§ What the task asks
Using the material that follows, identify and copy each line with the string "beans".

Stored data:
════════
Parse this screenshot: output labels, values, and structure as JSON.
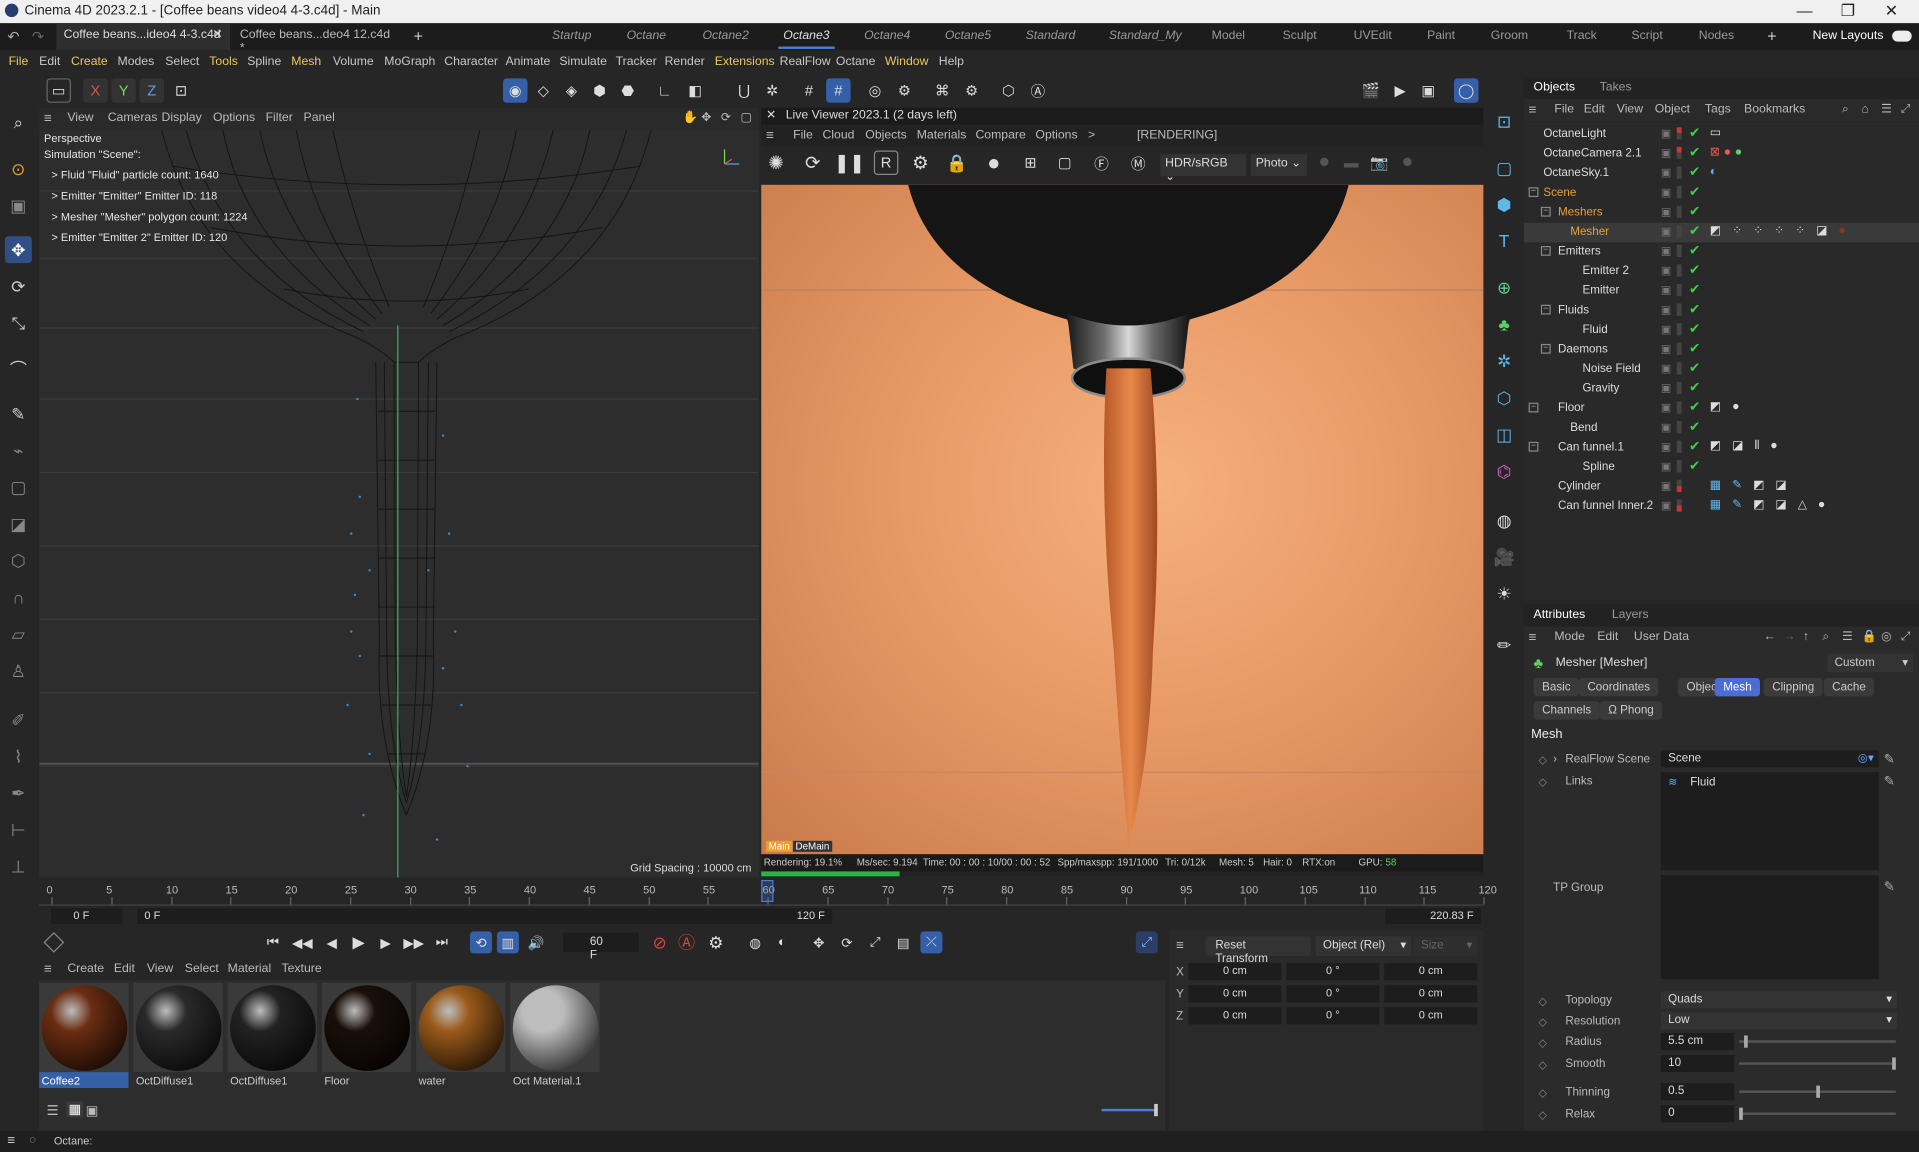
{
  "window": {
    "title": "Cinema 4D 2023.2.1 - [Coffee beans video4 4-3.c4d] - Main"
  },
  "doc_tabs": [
    {
      "label": "Coffee beans...ideo4 4-3.c4d"
    },
    {
      "label": "Coffee beans...deo4 12.c4d *"
    }
  ],
  "layouts": [
    "Startup",
    "Octane",
    "Octane2",
    "Octane3",
    "Octane4",
    "Octane5",
    "Standard",
    "Standard_My",
    "Model",
    "Sculpt",
    "UVEdit",
    "Paint",
    "Groom",
    "Track",
    "Script",
    "Nodes"
  ],
  "new_layouts": "New Layouts",
  "menu": [
    "File",
    "Edit",
    "Create",
    "Modes",
    "Select",
    "Tools",
    "Spline",
    "Mesh",
    "Volume",
    "MoGraph",
    "Character",
    "Animate",
    "Simulate",
    "Tracker",
    "Render",
    "Extensions",
    "RealFlow",
    "Octane",
    "Window",
    "Help"
  ],
  "axes": {
    "x": "X",
    "y": "Y",
    "z": "Z"
  },
  "viewport": {
    "menu": [
      "View",
      "Cameras",
      "Display",
      "Options",
      "Filter",
      "Panel"
    ],
    "name": "Perspective",
    "hud": [
      "Simulation \"Scene\":",
      "> Fluid \"Fluid\" particle count: 1640",
      "> Emitter \"Emitter\" Emitter ID: 118",
      "> Mesher \"Mesher\" polygon count: 1224",
      "> Emitter \"Emitter 2\" Emitter ID: 120"
    ],
    "grid_spacing": "Grid Spacing : 10000 cm"
  },
  "live_viewer": {
    "title": "Live Viewer 2023.1 (2 days left)",
    "menu": [
      "File",
      "Cloud",
      "Objects",
      "Materials",
      "Compare",
      "Options",
      ">"
    ],
    "state": "[RENDERING]",
    "colorspace": "HDR/sRGB",
    "mode": "Photo",
    "pass_tags": [
      "Main",
      "DeMain"
    ],
    "status": {
      "rendering": "Rendering: 19.1%",
      "mssec": "Ms/sec: 9.194",
      "time": "Time: 00 : 00 : 10/00 : 00 : 52",
      "spp": "Spp/maxspp: 191/1000",
      "tri": "Tri: 0/12k",
      "mesh": "Mesh: 5",
      "hair": "Hair: 0",
      "rtx": "RTX:on",
      "gpu_label": "GPU:",
      "gpu_value": "58"
    },
    "progress": 0.191
  },
  "objects_panel": {
    "tabs": [
      "Objects",
      "Takes"
    ],
    "menu": [
      "File",
      "Edit",
      "View",
      "Object",
      "Tags",
      "Bookmarks"
    ],
    "items": [
      {
        "name": "OctaneLight",
        "depth": 0
      },
      {
        "name": "OctaneCamera 2.1",
        "depth": 0
      },
      {
        "name": "OctaneSky.1",
        "depth": 0
      },
      {
        "name": "Scene",
        "depth": 0
      },
      {
        "name": "Meshers",
        "depth": 1
      },
      {
        "name": "Mesher",
        "depth": 2
      },
      {
        "name": "Emitters",
        "depth": 1
      },
      {
        "name": "Emitter 2",
        "depth": 2
      },
      {
        "name": "Emitter",
        "depth": 2
      },
      {
        "name": "Fluids",
        "depth": 1
      },
      {
        "name": "Fluid",
        "depth": 2
      },
      {
        "name": "Daemons",
        "depth": 1
      },
      {
        "name": "Noise Field",
        "depth": 2
      },
      {
        "name": "Gravity",
        "depth": 2
      },
      {
        "name": "Floor",
        "depth": 0
      },
      {
        "name": "Bend",
        "depth": 1
      },
      {
        "name": "Can funnel.1",
        "depth": 0
      },
      {
        "name": "Spline",
        "depth": 1
      },
      {
        "name": "Cylinder",
        "depth": 0
      },
      {
        "name": "Can funnel Inner.2",
        "depth": 0
      }
    ]
  },
  "attributes_panel": {
    "tabs": [
      "Attributes",
      "Layers"
    ],
    "menu": [
      "Mode",
      "Edit",
      "User Data"
    ],
    "object": "Mesher [Mesher]",
    "preset": "Custom",
    "subtabs": [
      "Basic",
      "Coordinates",
      "Object",
      "Mesh",
      "Clipping",
      "Cache",
      "Channels",
      "Phong"
    ],
    "active_subtab": "Mesh",
    "section": "Mesh",
    "realflow_scene_label": "RealFlow Scene",
    "realflow_scene_value": "Scene",
    "links_label": "Links",
    "links_value": "Fluid",
    "tp_group_label": "TP Group",
    "topology": {
      "label": "Topology",
      "value": "Quads"
    },
    "resolution": {
      "label": "Resolution",
      "value": "Low"
    },
    "radius": {
      "label": "Radius",
      "value": "5.5 cm",
      "level": 0.03
    },
    "smooth": {
      "label": "Smooth",
      "value": "10",
      "level": 1.0
    },
    "thinning": {
      "label": "Thinning",
      "value": "0.5",
      "level": 0.5
    },
    "relax": {
      "label": "Relax",
      "value": "0",
      "level": 0.0
    }
  },
  "timeline": {
    "ticks": [
      "0",
      "5",
      "10",
      "15",
      "20",
      "25",
      "30",
      "35",
      "40",
      "45",
      "50",
      "55",
      "60",
      "65",
      "70",
      "75",
      "80",
      "85",
      "90",
      "95",
      "100",
      "105",
      "110",
      "115",
      "120"
    ],
    "current_frame": 60,
    "start": "0 F",
    "start2": "0 F",
    "end": "120 F",
    "end_value": "220.83 F",
    "frame_field": "60 F"
  },
  "coordinates": {
    "reset": "Reset Transform",
    "mode": "Object (Rel)",
    "size": "Size",
    "rows": [
      {
        "axis": "X",
        "pos": "0 cm",
        "rot": "0 °",
        "scale": "0 cm"
      },
      {
        "axis": "Y",
        "pos": "0 cm",
        "rot": "0 °",
        "scale": "0 cm"
      },
      {
        "axis": "Z",
        "pos": "0 cm",
        "rot": "0 °",
        "scale": "0 cm"
      }
    ]
  },
  "materials": {
    "menu": [
      "Create",
      "Edit",
      "View",
      "Select",
      "Material",
      "Texture"
    ],
    "items": [
      {
        "name": "Coffee2",
        "color": "#6a2d12"
      },
      {
        "name": "OctDiffuse1",
        "color": "#2a2a2a"
      },
      {
        "name": "OctDiffuse1",
        "color": "#222222"
      },
      {
        "name": "Floor",
        "color": "#1a0f0a"
      },
      {
        "name": "water",
        "color": "#9a5a1a"
      },
      {
        "name": "Oct Material.1",
        "color": "#bdbdbd"
      }
    ]
  },
  "statusbar": {
    "text": "Octane:"
  }
}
════════
§ Exercise answer
    "title": "Cinema 4D 2023.2.1 - [Coffee beans video4 4-3.c4d] - Main"
      "label": "Coffee beans...ideo4 4-3.c4d"
      "label": "Coffee beans...deo4 12.c4d *"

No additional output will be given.